TEXT PASSAGE:
######

# Fibonacci Hashing Demonstration

This notebook demonstrates the principles and benefits of Fibonacci hashing, a multiplicative hashing technique that efficiently maps hash values to indices in power-of-2 sized hash tables.

## What is Fibonacci Hashing?

Fibonacci hashing is a multiplicative hashing method that uses the golden ratio to distribute hash values uniformly across a hash table. The technique is particularly effective for power-of-2 sized tables and is used in high-performance systems like Java's HashMap and Python's dict implementation.

### Key Concepts

1. **Magic Constant**: The value `11400714819323198485`, derived from `2^64 / φ` (where φ is the golden ratio ≈ 1.618)
2. **Multiplication**: The hash value is multiplied by the magic constant
3. **Bit Shift**: The high-order bits are extracted via right shift to get the final index
4. **Power-of-2 Tables**: The method works best with hash table sizes that are powers of 2 (8, 16, 32, 1024, etc.)

### Why Fibonacci Hashing?

- **Uniform Distribution**: Distributes hash values evenly across the table
- **Performance**: Fast computation using only multiplication and bit shift
- **Simplicity**: Elegant mathematical foundation
- **Proven**: Used in production systems for decades

## Comparison Methods

We'll compare Fibonacci hashing against two traditional approaches:

1. **Modulo Hashing**: `index = hash_value % table_size` (simple but slower)
2. **Bitwise AND**: `index = hash_value & (table_size - 1)` (fast but poor distribution)

Let's explore how these methods perform!

## Setup and Imports

In [None]:
import json
import subprocess
import tempfile
import os
import time
import numpy as np
import matplotlib.pyplot as plt
from collections import Counter
from pathlib import Path

# Fibonacci hashing constant
FIB_HASH_64_MAGIC = 11400714819323198485

print("✓ Imports successful")
print(f"✓ Fibonacci magic constant: {FIB_HASH_64_MAGIC}")

## Data Generation

We'll generate sample data and use it to demonstrate the hashing methods. For this demonstration, we'll generate a collection of hash values using Python's built-in `hash()` function.

######

PROVIDED MATERIAL:
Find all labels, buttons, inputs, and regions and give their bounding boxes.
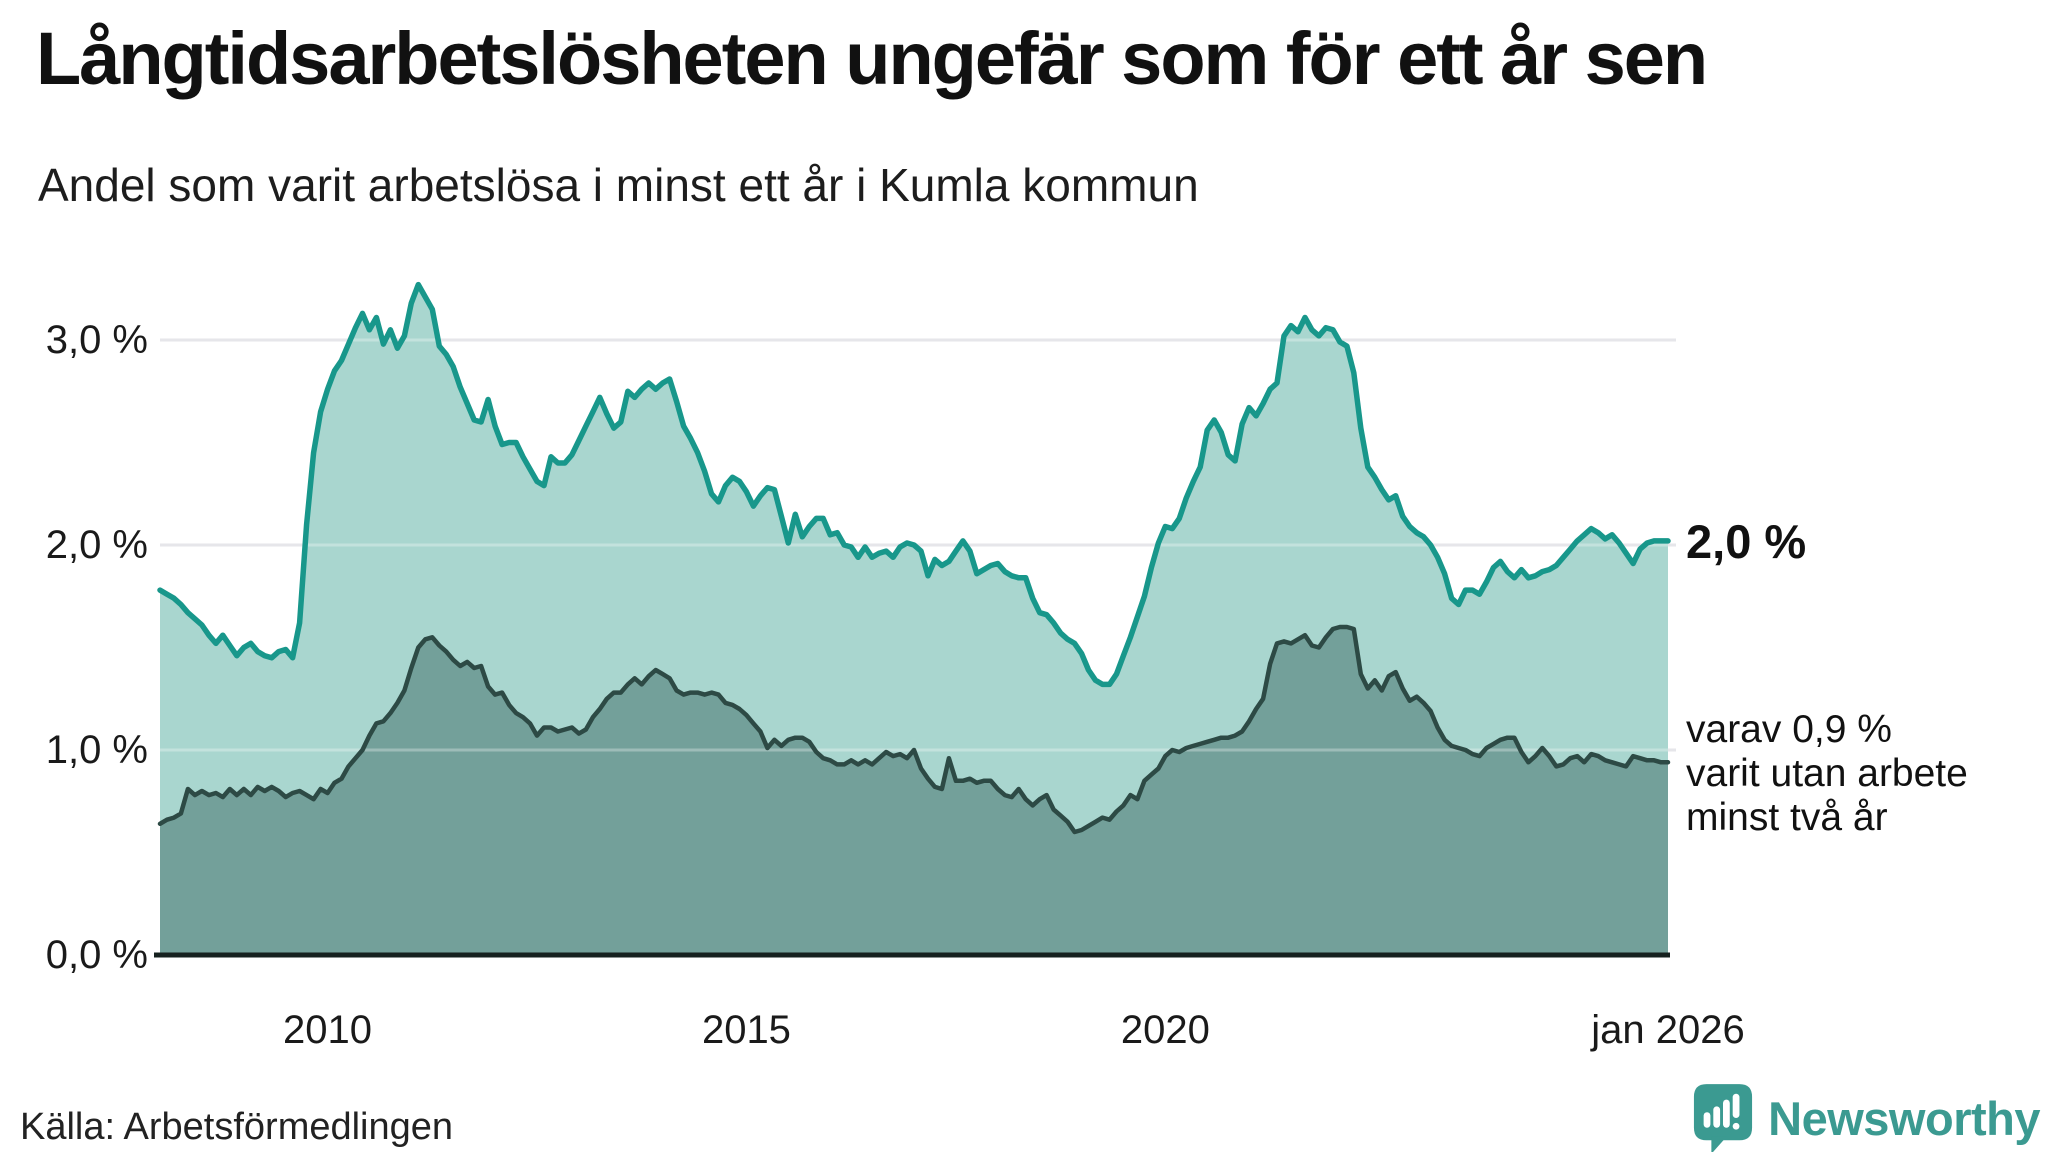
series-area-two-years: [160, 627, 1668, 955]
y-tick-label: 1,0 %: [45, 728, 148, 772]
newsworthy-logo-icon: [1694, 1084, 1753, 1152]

######

JOB: Continue the Fibonacci hashing notebook from its last sentence.

WRITTEN ANSWER:
In [None]:
# Generate sample data for hashing demonstration
# We'll create a diverse set of hash values from different data types

sample_data = [
    "user_001", "user_002", "user_003", "user_004", "user_005",
    "product_A", "product_B", "product_C", "product_D", "product_E",
    "transaction_2024_01", "transaction_2024_02", "transaction_2024_03",
    "cache_key_alpha", "cache_key_beta", "cache_key_gamma",
    "session_abc123", "session_def456", "session_ghi789",
    "index_0", "index_1", "index_2", "index_3", "index_4",
    "data_x", "data_y", "data_z", "data_w", "data_v",
    "record_1000", "record_2000", "record_3000", "record_4000", "record_5000"
]

# Generate hash values using Python's built-in hash function
# Convert to 64-bit unsigned integers for consistency
hash_values = []
for item in sample_data:
    h = hash(item)
    # Convert to 64-bit unsigned
    h_unsigned = h & 0xFFFFFFFFFFFFFFFF
    hash_values.append(h_unsigned)

print(f"✓ Generated {len(hash_values)} hash values")
print(f"✓ Sample hash values (first 5):")
for i in range(min(5, len(hash_values))):
    print(f"  {sample_data[i]:20s} -> {hash_values[i]:20d}")

## Performance Benchmark

Let's measure the execution time for each hashing method. We'll test with a large number of hash values to get meaningful timing results.

In [None]:
# Define the three hashing methods

def fibonacci_hash(hash_value, table_size_power_of_2):
    """Fibonacci hashing method."""
    hash_value &= 0xFFFFFFFFFFFFFFFF
    magic_product = (hash_value * FIB_HASH_64_MAGIC) & 0xFFFFFFFFFFFFFFFF
    shift_amount = 64 - (table_size_power_of_2.bit_length() - 1)
    return magic_product >> shift_amount

def modulo_hash(hash_value, table_size):
    """Traditional modulo hashing method."""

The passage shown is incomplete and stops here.